*Task requirements*. From the records, pick out and copy each line containing "align".

Collected data entries
☆ ☆ ☆ ☆

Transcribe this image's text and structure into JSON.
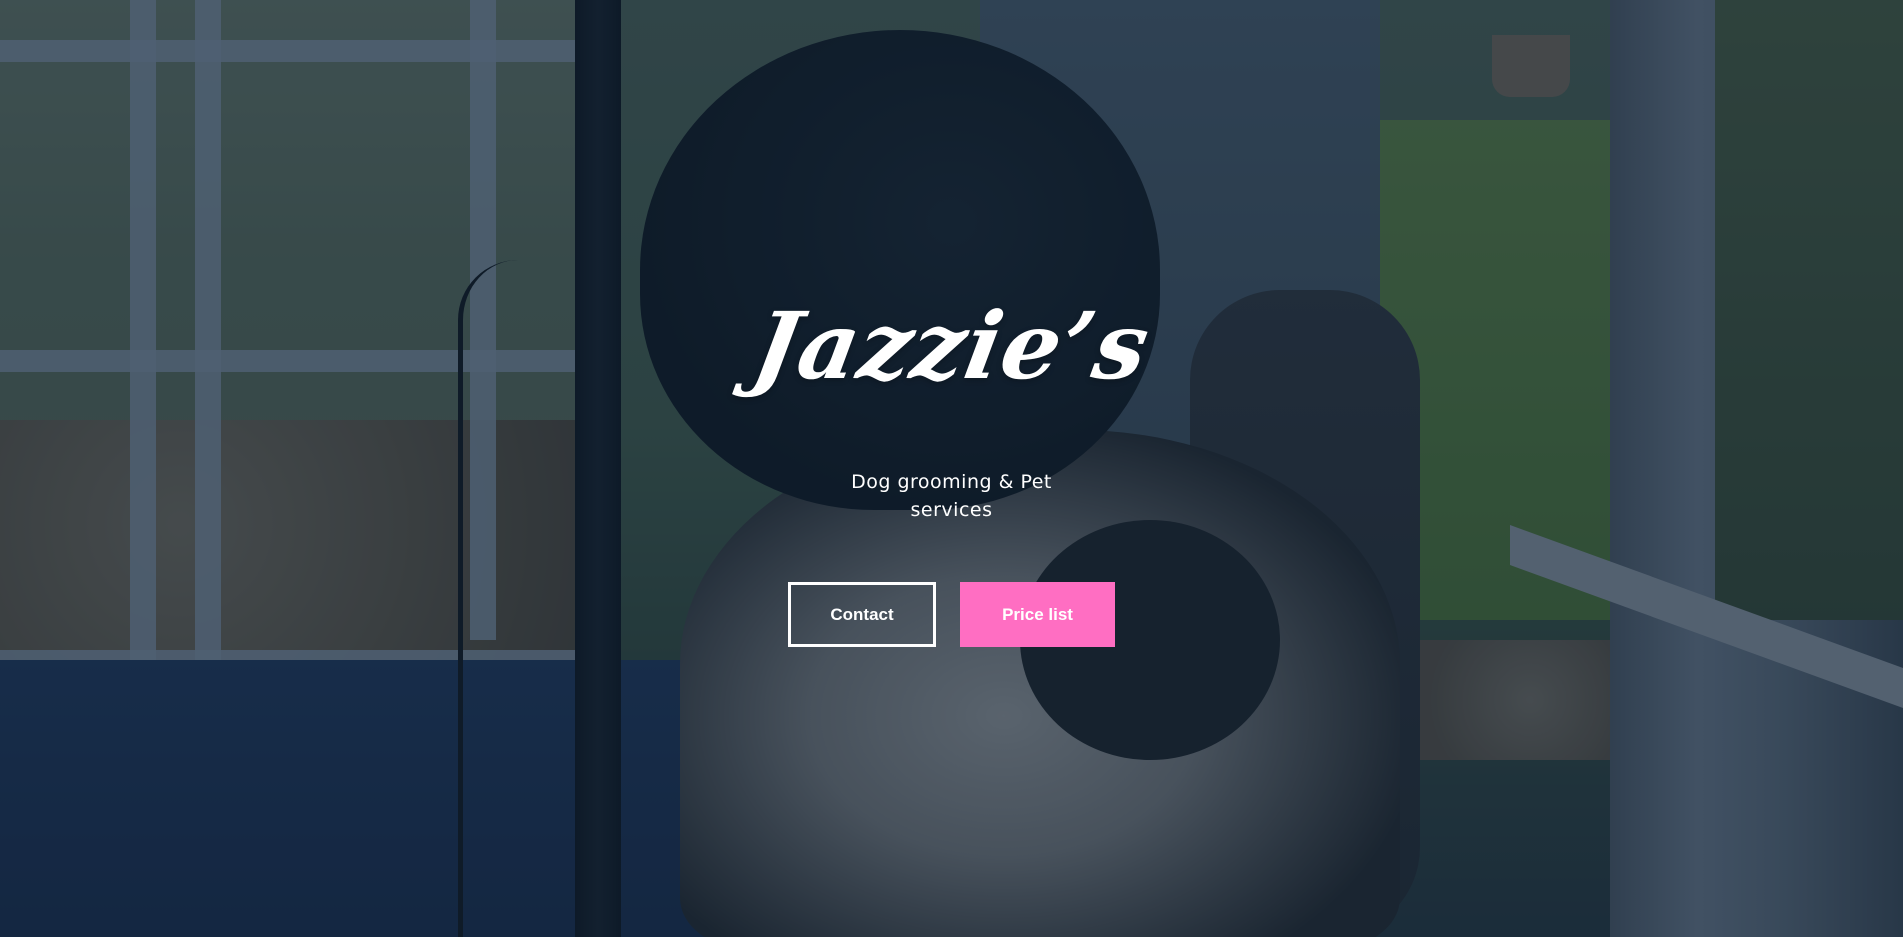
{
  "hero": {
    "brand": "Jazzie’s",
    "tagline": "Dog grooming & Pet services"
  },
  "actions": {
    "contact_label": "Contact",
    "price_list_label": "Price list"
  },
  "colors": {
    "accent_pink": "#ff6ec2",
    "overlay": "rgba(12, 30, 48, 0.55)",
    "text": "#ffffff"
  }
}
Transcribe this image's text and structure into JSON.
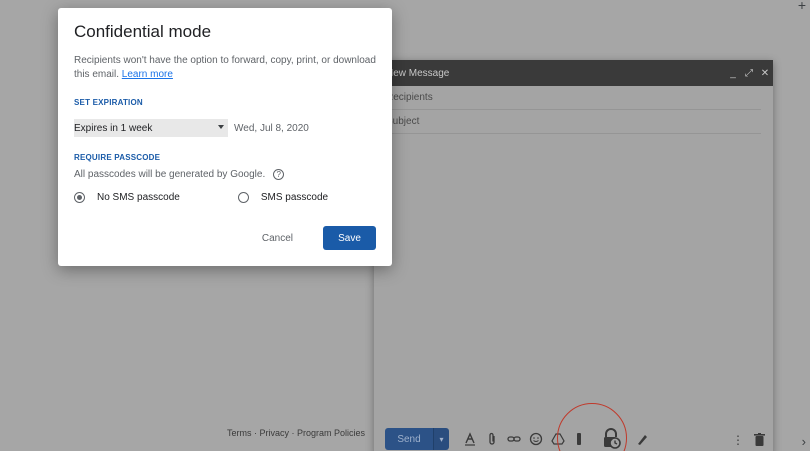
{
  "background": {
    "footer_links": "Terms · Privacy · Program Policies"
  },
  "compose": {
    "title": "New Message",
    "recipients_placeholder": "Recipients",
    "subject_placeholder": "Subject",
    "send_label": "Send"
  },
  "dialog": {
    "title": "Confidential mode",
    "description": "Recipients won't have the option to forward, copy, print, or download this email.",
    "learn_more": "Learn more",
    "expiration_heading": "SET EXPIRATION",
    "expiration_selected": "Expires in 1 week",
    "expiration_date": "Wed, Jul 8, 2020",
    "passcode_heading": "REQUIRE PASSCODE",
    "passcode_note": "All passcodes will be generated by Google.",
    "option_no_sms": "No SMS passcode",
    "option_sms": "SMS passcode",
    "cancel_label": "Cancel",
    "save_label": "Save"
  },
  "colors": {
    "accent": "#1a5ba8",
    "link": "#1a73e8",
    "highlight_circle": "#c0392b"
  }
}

☆ ☆ ☆ ☆

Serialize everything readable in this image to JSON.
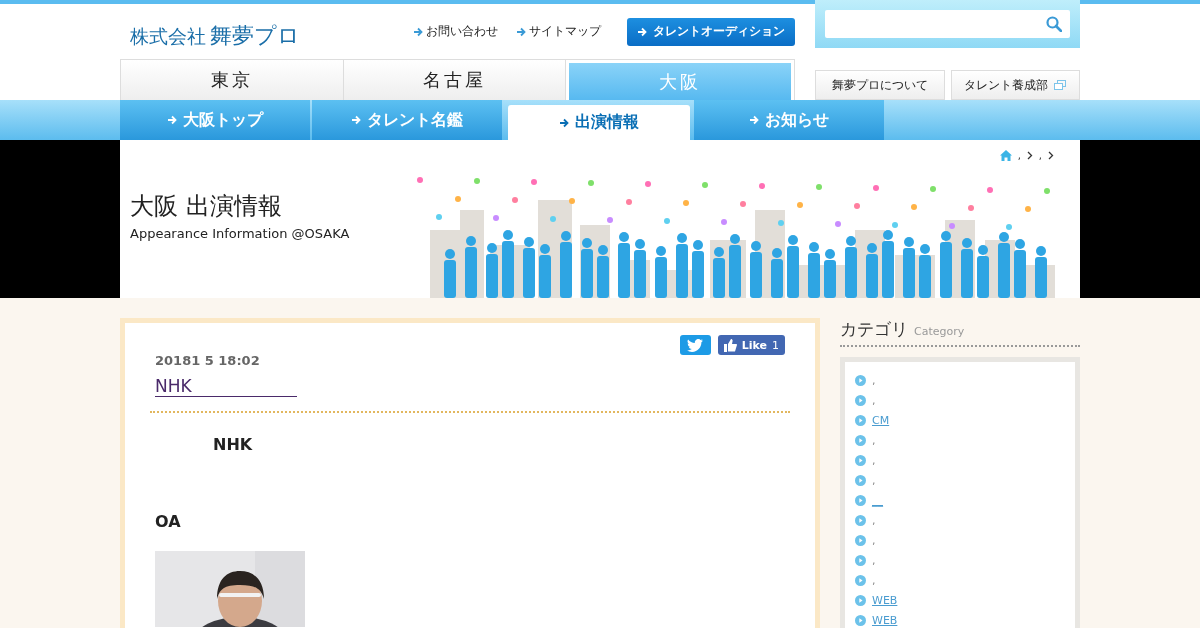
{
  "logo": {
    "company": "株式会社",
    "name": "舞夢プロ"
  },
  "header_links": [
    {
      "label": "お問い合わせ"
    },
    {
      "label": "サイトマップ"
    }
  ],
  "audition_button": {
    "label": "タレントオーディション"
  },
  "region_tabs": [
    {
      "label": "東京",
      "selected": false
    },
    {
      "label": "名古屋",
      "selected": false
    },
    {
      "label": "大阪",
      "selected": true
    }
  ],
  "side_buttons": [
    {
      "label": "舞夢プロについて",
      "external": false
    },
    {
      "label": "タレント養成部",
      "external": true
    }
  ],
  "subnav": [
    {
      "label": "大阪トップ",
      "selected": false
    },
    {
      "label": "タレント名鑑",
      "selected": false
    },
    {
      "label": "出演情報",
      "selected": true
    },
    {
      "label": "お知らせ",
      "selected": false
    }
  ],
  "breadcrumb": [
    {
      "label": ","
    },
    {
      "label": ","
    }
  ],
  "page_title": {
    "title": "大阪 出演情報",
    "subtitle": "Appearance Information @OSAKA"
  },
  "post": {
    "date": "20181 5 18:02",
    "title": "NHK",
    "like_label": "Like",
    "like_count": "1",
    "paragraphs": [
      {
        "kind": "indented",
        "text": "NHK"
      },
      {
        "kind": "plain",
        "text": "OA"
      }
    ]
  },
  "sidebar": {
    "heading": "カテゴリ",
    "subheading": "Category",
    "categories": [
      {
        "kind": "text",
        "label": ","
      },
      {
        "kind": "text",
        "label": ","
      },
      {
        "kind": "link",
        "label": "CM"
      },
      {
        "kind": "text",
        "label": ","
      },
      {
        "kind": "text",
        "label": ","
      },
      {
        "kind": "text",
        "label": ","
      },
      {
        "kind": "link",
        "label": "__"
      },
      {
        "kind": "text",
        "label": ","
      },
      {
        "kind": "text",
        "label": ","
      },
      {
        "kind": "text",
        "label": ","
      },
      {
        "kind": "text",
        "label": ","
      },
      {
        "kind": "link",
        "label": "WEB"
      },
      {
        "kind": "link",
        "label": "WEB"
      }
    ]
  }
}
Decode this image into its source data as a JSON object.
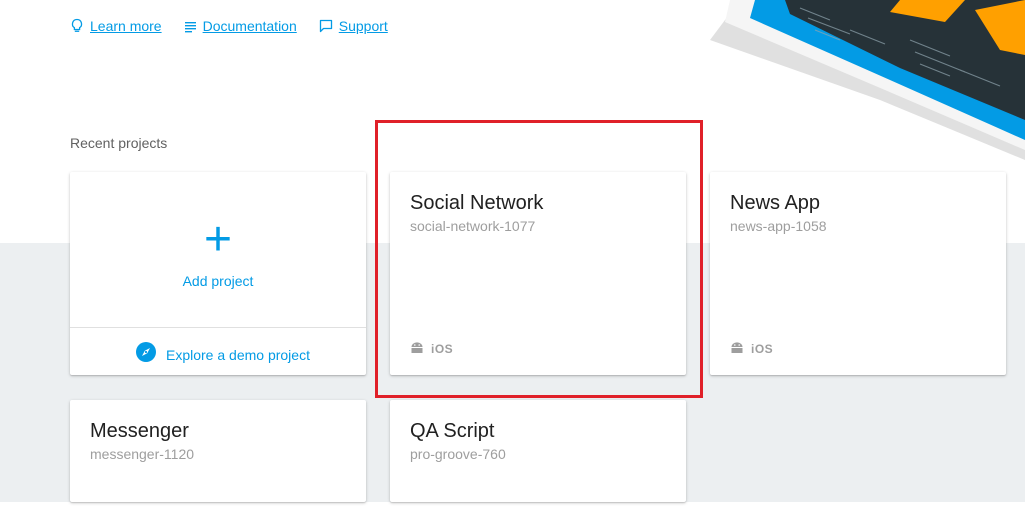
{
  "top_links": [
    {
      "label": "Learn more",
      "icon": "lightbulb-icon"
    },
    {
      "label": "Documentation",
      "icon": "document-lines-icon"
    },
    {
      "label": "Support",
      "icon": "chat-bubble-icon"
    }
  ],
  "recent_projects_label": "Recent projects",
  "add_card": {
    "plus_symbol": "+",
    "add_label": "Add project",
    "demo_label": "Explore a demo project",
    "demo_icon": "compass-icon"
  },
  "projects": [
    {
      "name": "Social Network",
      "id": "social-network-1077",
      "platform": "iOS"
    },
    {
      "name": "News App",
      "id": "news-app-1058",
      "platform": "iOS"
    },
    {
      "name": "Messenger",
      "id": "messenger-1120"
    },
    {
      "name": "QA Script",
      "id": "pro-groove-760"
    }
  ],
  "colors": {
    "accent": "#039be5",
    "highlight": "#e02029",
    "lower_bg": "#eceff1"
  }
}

☆ ☆ ☆ ☆

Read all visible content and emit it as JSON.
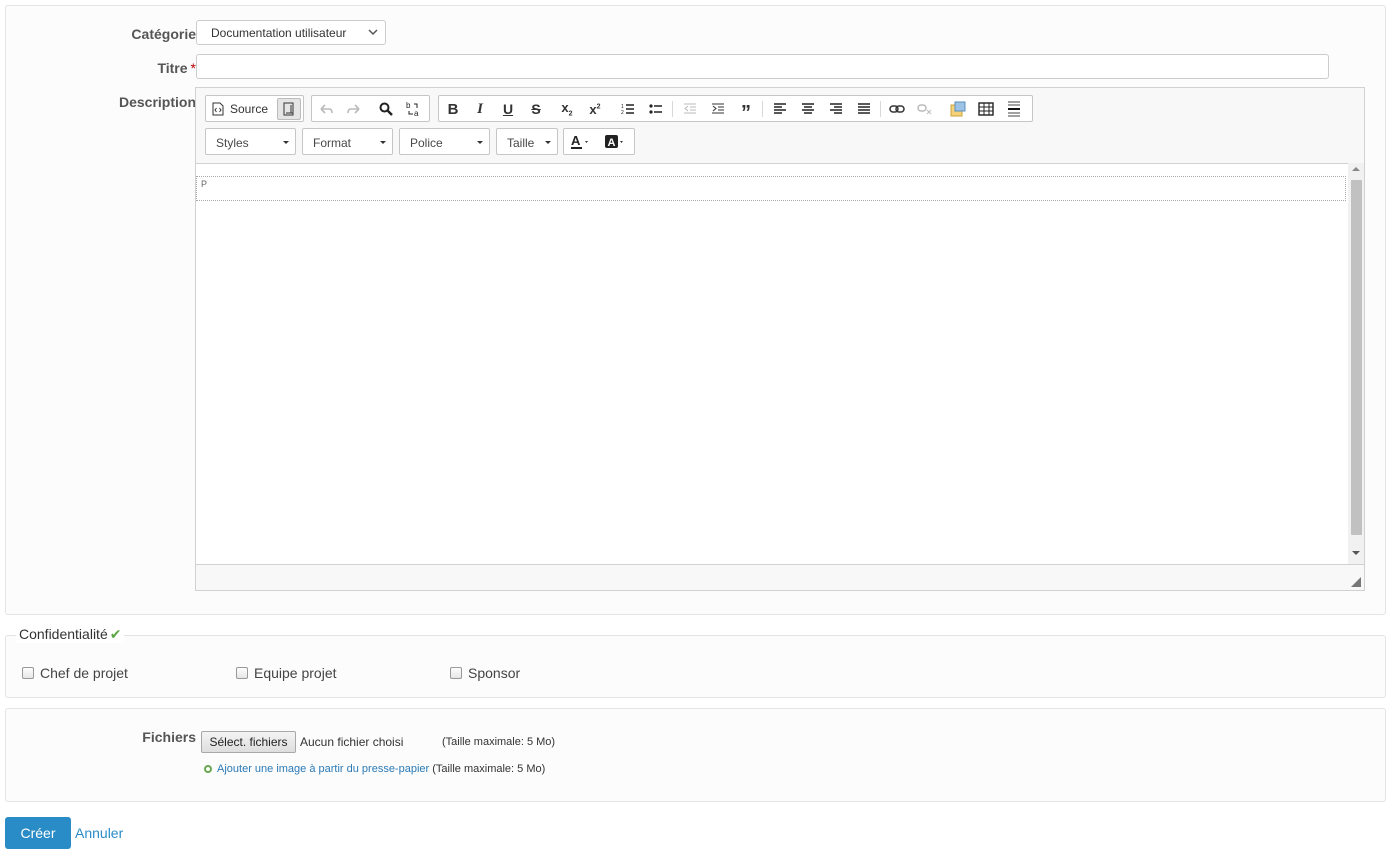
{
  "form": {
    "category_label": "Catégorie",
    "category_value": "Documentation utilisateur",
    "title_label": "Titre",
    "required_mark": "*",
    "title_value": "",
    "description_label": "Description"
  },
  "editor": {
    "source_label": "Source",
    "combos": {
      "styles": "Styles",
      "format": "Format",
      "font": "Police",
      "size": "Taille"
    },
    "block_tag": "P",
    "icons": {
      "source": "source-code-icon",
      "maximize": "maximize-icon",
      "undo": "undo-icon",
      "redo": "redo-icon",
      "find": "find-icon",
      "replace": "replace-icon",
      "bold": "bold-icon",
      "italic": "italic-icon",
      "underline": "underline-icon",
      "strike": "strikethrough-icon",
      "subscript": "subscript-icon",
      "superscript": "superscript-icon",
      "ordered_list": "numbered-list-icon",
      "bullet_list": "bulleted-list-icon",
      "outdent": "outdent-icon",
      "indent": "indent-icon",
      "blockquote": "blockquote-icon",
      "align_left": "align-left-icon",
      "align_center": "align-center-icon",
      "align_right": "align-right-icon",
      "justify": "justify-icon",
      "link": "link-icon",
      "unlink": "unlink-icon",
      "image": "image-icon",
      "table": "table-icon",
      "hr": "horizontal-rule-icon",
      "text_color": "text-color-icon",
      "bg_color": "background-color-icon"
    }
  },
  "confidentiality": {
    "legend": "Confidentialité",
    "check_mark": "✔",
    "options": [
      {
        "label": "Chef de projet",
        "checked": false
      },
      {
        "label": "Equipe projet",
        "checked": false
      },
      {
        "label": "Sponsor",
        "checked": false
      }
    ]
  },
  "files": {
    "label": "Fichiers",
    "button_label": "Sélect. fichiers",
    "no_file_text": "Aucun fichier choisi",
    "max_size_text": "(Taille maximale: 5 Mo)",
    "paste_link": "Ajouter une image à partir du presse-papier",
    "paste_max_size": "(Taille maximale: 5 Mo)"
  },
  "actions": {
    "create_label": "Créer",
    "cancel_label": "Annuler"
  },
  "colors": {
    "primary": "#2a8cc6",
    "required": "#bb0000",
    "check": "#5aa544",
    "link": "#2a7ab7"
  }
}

☆ ☆ ☆ ☆

*Exercise solution*.
      "align_left": "align-left-icon",
      "align_center": "align-center-icon",
      "align_right": "align-right-icon",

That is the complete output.